▶ **DATASET CONTENT**:
-- begin --

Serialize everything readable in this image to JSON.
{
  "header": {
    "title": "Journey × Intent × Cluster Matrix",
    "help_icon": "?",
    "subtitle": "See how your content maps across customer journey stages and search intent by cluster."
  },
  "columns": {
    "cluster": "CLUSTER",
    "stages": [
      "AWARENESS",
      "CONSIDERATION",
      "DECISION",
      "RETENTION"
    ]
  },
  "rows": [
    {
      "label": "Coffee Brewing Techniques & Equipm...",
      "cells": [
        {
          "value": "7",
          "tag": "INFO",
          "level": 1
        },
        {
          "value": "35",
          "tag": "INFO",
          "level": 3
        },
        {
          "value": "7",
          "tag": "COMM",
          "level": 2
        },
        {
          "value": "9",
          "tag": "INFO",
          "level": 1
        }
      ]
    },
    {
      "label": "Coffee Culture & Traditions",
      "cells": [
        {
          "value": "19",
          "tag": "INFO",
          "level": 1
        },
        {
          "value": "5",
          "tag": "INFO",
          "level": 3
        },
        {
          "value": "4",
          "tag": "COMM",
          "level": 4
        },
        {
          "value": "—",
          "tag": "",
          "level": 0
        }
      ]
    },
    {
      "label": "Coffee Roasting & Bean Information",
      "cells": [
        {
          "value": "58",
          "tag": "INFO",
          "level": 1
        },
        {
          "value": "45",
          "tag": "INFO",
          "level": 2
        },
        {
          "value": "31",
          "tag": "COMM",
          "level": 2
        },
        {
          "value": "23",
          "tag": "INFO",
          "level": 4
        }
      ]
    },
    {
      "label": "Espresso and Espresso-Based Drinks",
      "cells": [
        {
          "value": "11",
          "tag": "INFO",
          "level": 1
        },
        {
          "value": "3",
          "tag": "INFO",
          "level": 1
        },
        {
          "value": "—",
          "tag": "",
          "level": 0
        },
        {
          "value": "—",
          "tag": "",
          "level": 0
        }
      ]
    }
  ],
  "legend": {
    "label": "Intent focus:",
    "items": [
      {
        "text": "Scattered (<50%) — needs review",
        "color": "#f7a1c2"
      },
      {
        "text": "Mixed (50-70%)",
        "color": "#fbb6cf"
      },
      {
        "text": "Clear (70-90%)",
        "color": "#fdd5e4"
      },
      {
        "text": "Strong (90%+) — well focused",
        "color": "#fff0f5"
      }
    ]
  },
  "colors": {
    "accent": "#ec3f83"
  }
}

-- end --

▶ **INSTRUCTIONS FOR THE TASK**:
Your task is to gather all lines from the entries above that hold the word "Coffee".

▶ **ANSWER BELOW**:
      "label": "Coffee Brewing Techniques & Equipm...",
      "label": "Coffee Culture & Traditions",
      "label": "Coffee Roasting & Bean Information",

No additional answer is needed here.